• **Exercise**:
Copy every line of the data that includes the string "durch".

Stored records:
— begin —

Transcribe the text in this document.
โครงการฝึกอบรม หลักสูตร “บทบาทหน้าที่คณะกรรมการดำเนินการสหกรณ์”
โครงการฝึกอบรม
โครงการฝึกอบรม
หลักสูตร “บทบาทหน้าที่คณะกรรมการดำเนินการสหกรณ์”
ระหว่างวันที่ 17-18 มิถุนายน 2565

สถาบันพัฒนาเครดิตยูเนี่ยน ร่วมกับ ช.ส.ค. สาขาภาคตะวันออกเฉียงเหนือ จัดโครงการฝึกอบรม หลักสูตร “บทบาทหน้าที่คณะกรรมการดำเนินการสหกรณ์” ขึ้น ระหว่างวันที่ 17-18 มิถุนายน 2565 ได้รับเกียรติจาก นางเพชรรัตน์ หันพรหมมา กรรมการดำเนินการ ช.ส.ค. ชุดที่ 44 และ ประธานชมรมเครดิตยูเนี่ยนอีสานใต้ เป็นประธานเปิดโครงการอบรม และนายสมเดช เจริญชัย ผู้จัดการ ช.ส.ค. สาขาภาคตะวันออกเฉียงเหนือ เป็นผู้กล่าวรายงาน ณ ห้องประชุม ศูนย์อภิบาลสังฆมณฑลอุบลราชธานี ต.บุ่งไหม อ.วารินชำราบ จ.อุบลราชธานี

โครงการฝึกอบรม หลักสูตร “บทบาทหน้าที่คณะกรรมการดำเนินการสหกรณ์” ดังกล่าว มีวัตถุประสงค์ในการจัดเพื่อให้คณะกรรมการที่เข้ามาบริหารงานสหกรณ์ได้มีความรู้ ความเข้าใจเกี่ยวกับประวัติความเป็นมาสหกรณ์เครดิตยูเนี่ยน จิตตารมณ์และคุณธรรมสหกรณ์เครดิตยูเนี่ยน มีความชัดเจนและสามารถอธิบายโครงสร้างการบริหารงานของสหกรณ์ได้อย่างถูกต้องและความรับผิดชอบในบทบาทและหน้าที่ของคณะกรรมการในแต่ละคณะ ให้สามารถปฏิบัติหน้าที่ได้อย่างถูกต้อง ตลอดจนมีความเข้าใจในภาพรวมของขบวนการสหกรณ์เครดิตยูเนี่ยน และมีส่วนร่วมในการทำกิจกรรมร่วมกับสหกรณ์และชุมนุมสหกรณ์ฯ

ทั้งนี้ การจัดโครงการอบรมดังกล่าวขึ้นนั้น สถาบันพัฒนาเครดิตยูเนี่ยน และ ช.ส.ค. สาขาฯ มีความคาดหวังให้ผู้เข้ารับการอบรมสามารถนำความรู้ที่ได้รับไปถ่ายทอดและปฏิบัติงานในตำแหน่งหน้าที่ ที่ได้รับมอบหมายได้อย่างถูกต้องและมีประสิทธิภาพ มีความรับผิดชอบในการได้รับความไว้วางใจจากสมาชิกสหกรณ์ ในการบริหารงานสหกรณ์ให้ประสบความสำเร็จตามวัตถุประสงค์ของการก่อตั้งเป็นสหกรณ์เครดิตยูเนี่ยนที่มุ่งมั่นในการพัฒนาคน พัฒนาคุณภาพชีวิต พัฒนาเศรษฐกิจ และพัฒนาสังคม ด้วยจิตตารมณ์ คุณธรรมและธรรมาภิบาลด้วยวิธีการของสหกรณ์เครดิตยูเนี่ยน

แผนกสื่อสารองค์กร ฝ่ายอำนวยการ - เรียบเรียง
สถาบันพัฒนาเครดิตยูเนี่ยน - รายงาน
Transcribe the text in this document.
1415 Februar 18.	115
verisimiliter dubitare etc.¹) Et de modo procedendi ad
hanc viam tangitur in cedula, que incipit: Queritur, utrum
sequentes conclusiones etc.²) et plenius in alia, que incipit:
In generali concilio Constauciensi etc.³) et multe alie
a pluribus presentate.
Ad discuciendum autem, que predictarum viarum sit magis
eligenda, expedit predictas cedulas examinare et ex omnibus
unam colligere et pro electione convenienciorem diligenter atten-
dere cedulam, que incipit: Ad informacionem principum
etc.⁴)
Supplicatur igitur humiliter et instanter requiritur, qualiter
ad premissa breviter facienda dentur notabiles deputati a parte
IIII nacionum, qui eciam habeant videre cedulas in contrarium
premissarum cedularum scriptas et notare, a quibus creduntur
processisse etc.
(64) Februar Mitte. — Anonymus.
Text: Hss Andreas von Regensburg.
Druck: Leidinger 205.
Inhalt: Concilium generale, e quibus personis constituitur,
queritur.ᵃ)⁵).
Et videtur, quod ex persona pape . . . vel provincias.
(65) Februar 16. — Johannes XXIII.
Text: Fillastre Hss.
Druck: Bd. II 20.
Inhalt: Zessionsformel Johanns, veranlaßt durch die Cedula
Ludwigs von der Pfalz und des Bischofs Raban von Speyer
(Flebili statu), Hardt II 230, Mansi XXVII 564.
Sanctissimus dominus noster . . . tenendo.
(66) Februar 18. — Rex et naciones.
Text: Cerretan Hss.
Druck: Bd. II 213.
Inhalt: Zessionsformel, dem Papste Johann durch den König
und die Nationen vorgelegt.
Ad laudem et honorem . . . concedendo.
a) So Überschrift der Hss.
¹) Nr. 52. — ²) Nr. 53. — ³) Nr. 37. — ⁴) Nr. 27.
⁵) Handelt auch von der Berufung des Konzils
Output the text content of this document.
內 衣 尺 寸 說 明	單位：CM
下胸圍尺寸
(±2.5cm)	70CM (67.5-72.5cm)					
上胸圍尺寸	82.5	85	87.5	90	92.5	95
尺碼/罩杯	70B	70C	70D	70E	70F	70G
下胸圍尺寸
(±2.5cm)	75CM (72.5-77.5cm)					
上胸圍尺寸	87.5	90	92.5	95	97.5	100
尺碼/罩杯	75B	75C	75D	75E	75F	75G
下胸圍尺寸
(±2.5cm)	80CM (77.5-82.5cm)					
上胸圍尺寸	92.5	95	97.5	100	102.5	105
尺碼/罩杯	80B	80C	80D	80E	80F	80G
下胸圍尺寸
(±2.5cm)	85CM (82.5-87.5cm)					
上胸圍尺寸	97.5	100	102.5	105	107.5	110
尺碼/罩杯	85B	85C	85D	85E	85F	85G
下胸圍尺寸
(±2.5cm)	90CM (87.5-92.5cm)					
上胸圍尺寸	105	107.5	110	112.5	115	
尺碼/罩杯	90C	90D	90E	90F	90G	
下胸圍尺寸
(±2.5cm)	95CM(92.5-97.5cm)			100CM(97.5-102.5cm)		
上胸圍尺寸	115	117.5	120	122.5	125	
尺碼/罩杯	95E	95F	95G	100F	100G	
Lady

— end —

• **Exercise answer**:
Inhalt: Zessionsformel Johanns, veranlaßt durch die Cedula
Inhalt: Zessionsformel, dem Papste Johann durch den König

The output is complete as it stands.